Dataset excerpts.
-- Begin --

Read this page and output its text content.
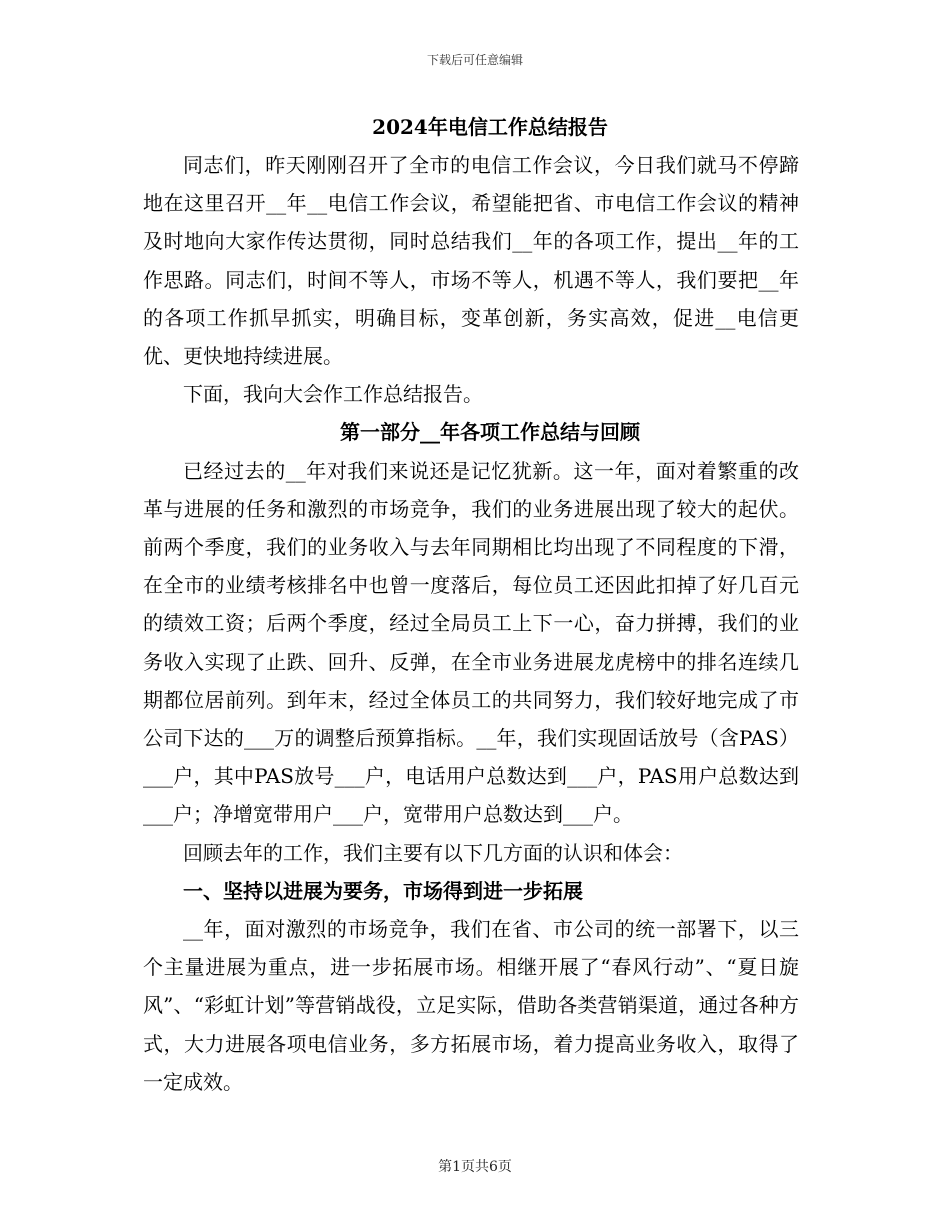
下载后可任意编辑
2024年电信工作总结报告

同志们，昨天刚刚召开了全市的电信工作会议，今日我们就马不停蹄地在这里召开__年__电信工作会议，希望能把省、市电信工作会议的精神及时地向大家作传达贯彻，同时总结我们__年的各项工作，提出__年的工作思路。同志们，时间不等人，市场不等人，机遇不等人，我们要把__年的各项工作抓早抓实，明确目标，变革创新，务实高效，促进__电信更优、更快地持续进展。

下面，我向大会作工作总结报告。

第一部分__年各项工作总结与回顾

已经过去的__年对我们来说还是记忆犹新。这一年，面对着繁重的改革与进展的任务和激烈的市场竞争，我们的业务进展出现了较大的起伏。前两个季度，我们的业务收入与去年同期相比均出现了不同程度的下滑，在全市的业绩考核排名中也曾一度落后，每位员工还因此扣掉了好几百元的绩效工资；后两个季度，经过全局员工上下一心，奋力拼搏，我们的业务收入实现了止跌、回升、反弹，在全市业务进展龙虎榜中的排名连续几期都位居前列。到年末，经过全体员工的共同努力，我们较好地完成了市公司下达的___万的调整后预算指标。__年，我们实现固话放号（含PAS）___户，其中PAS放号___户，电话用户总数达到___户，PAS用户总数达到___户；净增宽带用户___户，宽带用户总数达到___户。

回顾去年的工作，我们主要有以下几方面的认识和体会：

一、坚持以进展为要务，市场得到进一步拓展

__年，面对激烈的市场竞争，我们在省、市公司的统一部署下，以三个主量进展为重点，进一步拓展市场。相继开展了“春风行动”、“夏日旋风”、“彩虹计划”等营销战役，立足实际，借助各类营销渠道，通过各种方式，大力进展各项电信业务，多方拓展市场，着力提高业务收入，取得了一定成效。

第1页共6页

-- End --

Request.
Reproduce all the records verbatim, excluding images.

Result for this exercise.
Read this page and output its text content.
下载后可任意编辑
2024年电信工作总结报告

同志们，昨天刚刚召开了全市的电信工作会议，今日我们就马不停蹄地在这里召开__年__电信工作会议，希望能把省、市电信工作会议的精神及时地向大家作传达贯彻，同时总结我们__年的各项工作，提出__年的工作思路。同志们，时间不等人，市场不等人，机遇不等人，我们要把__年的各项工作抓早抓实，明确目标，变革创新，务实高效，促进__电信更优、更快地持续进展。

下面，我向大会作工作总结报告。

第一部分__年各项工作总结与回顾

已经过去的__年对我们来说还是记忆犹新。这一年，面对着繁重的改革与进展的任务和激烈的市场竞争，我们的业务进展出现了较大的起伏。前两个季度，我们的业务收入与去年同期相比均出现了不同程度的下滑，在全市的业绩考核排名中也曾一度落后，每位员工还因此扣掉了好几百元的绩效工资；后两个季度，经过全局员工上下一心，奋力拼搏，我们的业务收入实现了止跌、回升、反弹，在全市业务进展龙虎榜中的排名连续几期都位居前列。到年末，经过全体员工的共同努力，我们较好地完成了市公司下达的___万的调整后预算指标。__年，我们实现固话放号（含PAS）___户，其中PAS放号___户，电话用户总数达到___户，PAS用户总数达到___户；净增宽带用户___户，宽带用户总数达到___户。

回顾去年的工作，我们主要有以下几方面的认识和体会：

一、坚持以进展为要务，市场得到进一步拓展

__年，面对激烈的市场竞争，我们在省、市公司的统一部署下，以三个主量进展为重点，进一步拓展市场。相继开展了“春风行动”、“夏日旋风”、“彩虹计划”等营销战役，立足实际，借助各类营销渠道，通过各种方式，大力进展各项电信业务，多方拓展市场，着力提高业务收入，取得了一定成效。

第1页共6页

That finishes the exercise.